Start of Stored rows

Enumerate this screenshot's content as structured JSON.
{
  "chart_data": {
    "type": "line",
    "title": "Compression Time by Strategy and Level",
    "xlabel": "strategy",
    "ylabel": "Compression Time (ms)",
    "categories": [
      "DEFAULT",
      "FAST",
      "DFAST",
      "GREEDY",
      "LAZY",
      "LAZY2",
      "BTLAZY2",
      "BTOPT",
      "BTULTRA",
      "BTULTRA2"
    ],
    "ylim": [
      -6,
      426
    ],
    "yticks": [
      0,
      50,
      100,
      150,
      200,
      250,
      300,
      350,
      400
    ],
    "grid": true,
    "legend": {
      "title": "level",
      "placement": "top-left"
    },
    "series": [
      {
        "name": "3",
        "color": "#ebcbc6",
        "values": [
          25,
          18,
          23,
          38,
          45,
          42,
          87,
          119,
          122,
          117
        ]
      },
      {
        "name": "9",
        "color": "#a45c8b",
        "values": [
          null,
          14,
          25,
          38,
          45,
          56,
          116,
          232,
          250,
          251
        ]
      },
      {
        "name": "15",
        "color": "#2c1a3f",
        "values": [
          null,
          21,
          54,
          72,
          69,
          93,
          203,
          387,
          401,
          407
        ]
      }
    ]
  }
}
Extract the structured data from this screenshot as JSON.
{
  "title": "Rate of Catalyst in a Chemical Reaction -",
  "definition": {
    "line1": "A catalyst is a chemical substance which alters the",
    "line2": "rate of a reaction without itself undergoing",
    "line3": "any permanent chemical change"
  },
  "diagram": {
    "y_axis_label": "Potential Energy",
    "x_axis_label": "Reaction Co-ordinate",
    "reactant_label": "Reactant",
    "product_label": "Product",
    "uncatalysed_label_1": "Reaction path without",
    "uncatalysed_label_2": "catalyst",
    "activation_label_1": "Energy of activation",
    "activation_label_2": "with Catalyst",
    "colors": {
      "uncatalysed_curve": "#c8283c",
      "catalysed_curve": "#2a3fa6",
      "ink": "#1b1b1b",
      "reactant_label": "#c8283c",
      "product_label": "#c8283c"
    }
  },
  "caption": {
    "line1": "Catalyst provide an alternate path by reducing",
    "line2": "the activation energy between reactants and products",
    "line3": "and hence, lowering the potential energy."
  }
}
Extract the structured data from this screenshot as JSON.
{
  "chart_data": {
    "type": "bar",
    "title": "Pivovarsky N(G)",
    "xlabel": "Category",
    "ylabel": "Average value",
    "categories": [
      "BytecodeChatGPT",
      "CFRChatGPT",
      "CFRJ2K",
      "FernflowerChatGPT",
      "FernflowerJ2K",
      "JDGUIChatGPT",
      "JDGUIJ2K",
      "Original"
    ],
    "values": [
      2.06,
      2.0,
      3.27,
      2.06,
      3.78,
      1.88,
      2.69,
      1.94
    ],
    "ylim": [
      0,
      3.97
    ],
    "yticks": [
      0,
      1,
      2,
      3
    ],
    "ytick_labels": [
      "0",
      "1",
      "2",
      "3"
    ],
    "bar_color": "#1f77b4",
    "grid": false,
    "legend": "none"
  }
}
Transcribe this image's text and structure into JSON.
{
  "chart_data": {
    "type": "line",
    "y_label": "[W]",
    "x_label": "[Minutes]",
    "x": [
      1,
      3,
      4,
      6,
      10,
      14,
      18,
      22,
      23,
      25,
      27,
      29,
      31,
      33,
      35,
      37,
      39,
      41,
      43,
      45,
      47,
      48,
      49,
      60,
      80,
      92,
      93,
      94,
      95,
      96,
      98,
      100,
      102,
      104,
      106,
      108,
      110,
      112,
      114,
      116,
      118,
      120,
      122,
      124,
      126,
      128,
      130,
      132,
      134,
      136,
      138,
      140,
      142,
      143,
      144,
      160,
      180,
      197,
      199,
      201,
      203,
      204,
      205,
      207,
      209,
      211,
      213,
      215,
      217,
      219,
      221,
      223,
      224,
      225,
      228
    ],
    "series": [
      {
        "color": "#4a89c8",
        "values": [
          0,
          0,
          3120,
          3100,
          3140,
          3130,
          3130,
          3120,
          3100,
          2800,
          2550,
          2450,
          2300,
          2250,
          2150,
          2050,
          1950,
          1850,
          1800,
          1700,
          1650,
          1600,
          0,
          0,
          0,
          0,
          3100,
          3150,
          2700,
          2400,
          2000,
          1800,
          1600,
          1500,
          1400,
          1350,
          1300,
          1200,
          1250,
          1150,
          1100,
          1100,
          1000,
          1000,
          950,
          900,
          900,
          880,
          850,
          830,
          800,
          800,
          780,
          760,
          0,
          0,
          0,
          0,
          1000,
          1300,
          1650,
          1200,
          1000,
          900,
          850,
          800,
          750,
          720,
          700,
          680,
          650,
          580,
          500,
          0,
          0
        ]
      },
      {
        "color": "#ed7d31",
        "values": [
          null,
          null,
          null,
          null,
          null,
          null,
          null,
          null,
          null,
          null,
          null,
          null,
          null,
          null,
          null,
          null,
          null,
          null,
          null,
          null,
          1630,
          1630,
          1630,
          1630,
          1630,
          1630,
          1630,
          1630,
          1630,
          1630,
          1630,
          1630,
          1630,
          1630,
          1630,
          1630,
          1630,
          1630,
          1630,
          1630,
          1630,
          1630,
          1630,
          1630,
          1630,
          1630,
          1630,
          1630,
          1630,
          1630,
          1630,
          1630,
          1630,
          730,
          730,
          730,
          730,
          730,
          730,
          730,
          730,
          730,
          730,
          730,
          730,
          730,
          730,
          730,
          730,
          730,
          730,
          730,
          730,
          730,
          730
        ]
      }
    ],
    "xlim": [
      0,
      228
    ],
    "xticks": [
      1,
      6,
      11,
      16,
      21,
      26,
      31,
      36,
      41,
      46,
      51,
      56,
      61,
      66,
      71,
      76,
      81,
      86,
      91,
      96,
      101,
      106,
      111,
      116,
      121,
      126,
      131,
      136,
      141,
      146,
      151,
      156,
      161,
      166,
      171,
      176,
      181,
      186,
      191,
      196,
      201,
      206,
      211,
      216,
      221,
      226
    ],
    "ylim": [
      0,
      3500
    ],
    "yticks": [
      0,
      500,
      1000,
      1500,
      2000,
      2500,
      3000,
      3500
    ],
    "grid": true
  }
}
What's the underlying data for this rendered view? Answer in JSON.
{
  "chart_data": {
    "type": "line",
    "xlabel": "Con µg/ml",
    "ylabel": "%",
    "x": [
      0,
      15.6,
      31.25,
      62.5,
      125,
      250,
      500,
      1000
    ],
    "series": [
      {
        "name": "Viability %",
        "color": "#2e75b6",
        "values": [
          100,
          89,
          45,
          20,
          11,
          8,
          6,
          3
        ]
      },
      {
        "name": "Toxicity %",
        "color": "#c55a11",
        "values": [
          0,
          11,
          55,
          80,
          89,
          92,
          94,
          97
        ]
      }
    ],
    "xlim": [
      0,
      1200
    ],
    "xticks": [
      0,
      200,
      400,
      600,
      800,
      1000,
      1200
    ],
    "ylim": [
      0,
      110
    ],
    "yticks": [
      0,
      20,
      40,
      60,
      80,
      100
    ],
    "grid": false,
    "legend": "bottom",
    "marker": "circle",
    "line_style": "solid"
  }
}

End of Stored rows

Exercise instructions:
The records above should be duplicated in full, exactly as given.

Expected output:
Enumerate this screenshot's content as structured JSON.
{
  "chart_data": {
    "type": "line",
    "title": "Compression Time by Strategy and Level",
    "xlabel": "strategy",
    "ylabel": "Compression Time (ms)",
    "categories": [
      "DEFAULT",
      "FAST",
      "DFAST",
      "GREEDY",
      "LAZY",
      "LAZY2",
      "BTLAZY2",
      "BTOPT",
      "BTULTRA",
      "BTULTRA2"
    ],
    "ylim": [
      -6,
      426
    ],
    "yticks": [
      0,
      50,
      100,
      150,
      200,
      250,
      300,
      350,
      400
    ],
    "grid": true,
    "legend": {
      "title": "level",
      "placement": "top-left"
    },
    "series": [
      {
        "name": "3",
        "color": "#ebcbc6",
        "values": [
          25,
          18,
          23,
          38,
          45,
          42,
          87,
          119,
          122,
          117
        ]
      },
      {
        "name": "9",
        "color": "#a45c8b",
        "values": [
          null,
          14,
          25,
          38,
          45,
          56,
          116,
          232,
          250,
          251
        ]
      },
      {
        "name": "15",
        "color": "#2c1a3f",
        "values": [
          null,
          21,
          54,
          72,
          69,
          93,
          203,
          387,
          401,
          407
        ]
      }
    ]
  }
}
Extract the structured data from this screenshot as JSON.
{
  "title": "Rate of Catalyst in a Chemical Reaction -",
  "definition": {
    "line1": "A catalyst is a chemical substance which alters the",
    "line2": "rate of a reaction without itself undergoing",
    "line3": "any permanent chemical change"
  },
  "diagram": {
    "y_axis_label": "Potential Energy",
    "x_axis_label": "Reaction Co-ordinate",
    "reactant_label": "Reactant",
    "product_label": "Product",
    "uncatalysed_label_1": "Reaction path without",
    "uncatalysed_label_2": "catalyst",
    "activation_label_1": "Energy of activation",
    "activation_label_2": "with Catalyst",
    "colors": {
      "uncatalysed_curve": "#c8283c",
      "catalysed_curve": "#2a3fa6",
      "ink": "#1b1b1b",
      "reactant_label": "#c8283c",
      "product_label": "#c8283c"
    }
  },
  "caption": {
    "line1": "Catalyst provide an alternate path by reducing",
    "line2": "the activation energy between reactants and products",
    "line3": "and hence, lowering the potential energy."
  }
}
Extract the structured data from this screenshot as JSON.
{
  "chart_data": {
    "type": "bar",
    "title": "Pivovarsky N(G)",
    "xlabel": "Category",
    "ylabel": "Average value",
    "categories": [
      "BytecodeChatGPT",
      "CFRChatGPT",
      "CFRJ2K",
      "FernflowerChatGPT",
      "FernflowerJ2K",
      "JDGUIChatGPT",
      "JDGUIJ2K",
      "Original"
    ],
    "values": [
      2.06,
      2.0,
      3.27,
      2.06,
      3.78,
      1.88,
      2.69,
      1.94
    ],
    "ylim": [
      0,
      3.97
    ],
    "yticks": [
      0,
      1,
      2,
      3
    ],
    "ytick_labels": [
      "0",
      "1",
      "2",
      "3"
    ],
    "bar_color": "#1f77b4",
    "grid": false,
    "legend": "none"
  }
}
Transcribe this image's text and structure into JSON.
{
  "chart_data": {
    "type": "line",
    "y_label": "[W]",
    "x_label": "[Minutes]",
    "x": [
      1,
      3,
      4,
      6,
      10,
      14,
      18,
      22,
      23,
      25,
      27,
      29,
      31,
      33,
      35,
      37,
      39,
      41,
      43,
      45,
      47,
      48,
      49,
      60,
      80,
      92,
      93,
      94,
      95,
      96,
      98,
      100,
      102,
      104,
      106,
      108,
      110,
      112,
      114,
      116,
      118,
      120,
      122,
      124,
      126,
      128,
      130,
      132,
      134,
      136,
      138,
      140,
      142,
      143,
      144,
      160,
      180,
      197,
      199,
      201,
      203,
      204,
      205,
      207,
      209,
      211,
      213,
      215,
      217,
      219,
      221,
      223,
      224,
      225,
      228
    ],
    "series": [
      {
        "color": "#4a89c8",
        "values": [
          0,
          0,
          3120,
          3100,
          3140,
          3130,
          3130,
          3120,
          3100,
          2800,
          2550,
          2450,
          2300,
          2250,
          2150,
          2050,
          1950,
          1850,
          1800,
          1700,
          1650,
          1600,
          0,
          0,
          0,
          0,
          3100,
          3150,
          2700,
          2400,
          2000,
          1800,
          1600,
          1500,
          1400,
          1350,
          1300,
          1200,
          1250,
          1150,
          1100,
          1100,
          1000,
          1000,
          950,
          900,
          900,
          880,
          850,
          830,
          800,
          800,
          780,
          760,
          0,
          0,
          0,
          0,
          1000,
          1300,
          1650,
          1200,
          1000,
          900,
          850,
          800,
          750,
          720,
          700,
          680,
          650,
          580,
          500,
          0,
          0
        ]
      },
      {
        "color": "#ed7d31",
        "values": [
          null,
          null,
          null,
          null,
          null,
          null,
          null,
          null,
          null,
          null,
          null,
          null,
          null,
          null,
          null,
          null,
          null,
          null,
          null,
          null,
          1630,
          1630,
          1630,
          1630,
          1630,
          1630,
          1630,
          1630,
          1630,
          1630,
          1630,
          1630,
          1630,
          1630,
          1630,
          1630,
          1630,
          1630,
          1630,
          1630,
          1630,
          1630,
          1630,
          1630,
          1630,
          1630,
          1630,
          1630,
          1630,
          1630,
          1630,
          1630,
          1630,
          730,
          730,
          730,
          730,
          730,
          730,
          730,
          730,
          730,
          730,
          730,
          730,
          730,
          730,
          730,
          730,
          730,
          730,
          730,
          730,
          730,
          730
        ]
      }
    ],
    "xlim": [
      0,
      228
    ],
    "xticks": [
      1,
      6,
      11,
      16,
      21,
      26,
      31,
      36,
      41,
      46,
      51,
      56,
      61,
      66,
      71,
      76,
      81,
      86,
      91,
      96,
      101,
      106,
      111,
      116,
      121,
      126,
      131,
      136,
      141,
      146,
      151,
      156,
      161,
      166,
      171,
      176,
      181,
      186,
      191,
      196,
      201,
      206,
      211,
      216,
      221,
      226
    ],
    "ylim": [
      0,
      3500
    ],
    "yticks": [
      0,
      500,
      1000,
      1500,
      2000,
      2500,
      3000,
      3500
    ],
    "grid": true
  }
}
What's the underlying data for this rendered view? Answer in JSON.
{
  "chart_data": {
    "type": "line",
    "xlabel": "Con µg/ml",
    "ylabel": "%",
    "x": [
      0,
      15.6,
      31.25,
      62.5,
      125,
      250,
      500,
      1000
    ],
    "series": [
      {
        "name": "Viability %",
        "color": "#2e75b6",
        "values": [
          100,
          89,
          45,
          20,
          11,
          8,
          6,
          3
        ]
      },
      {
        "name": "Toxicity %",
        "color": "#c55a11",
        "values": [
          0,
          11,
          55,
          80,
          89,
          92,
          94,
          97
        ]
      }
    ],
    "xlim": [
      0,
      1200
    ],
    "xticks": [
      0,
      200,
      400,
      600,
      800,
      1000,
      1200
    ],
    "ylim": [
      0,
      110
    ],
    "yticks": [
      0,
      20,
      40,
      60,
      80,
      100
    ],
    "grid": false,
    "legend": "bottom",
    "marker": "circle",
    "line_style": "solid"
  }
}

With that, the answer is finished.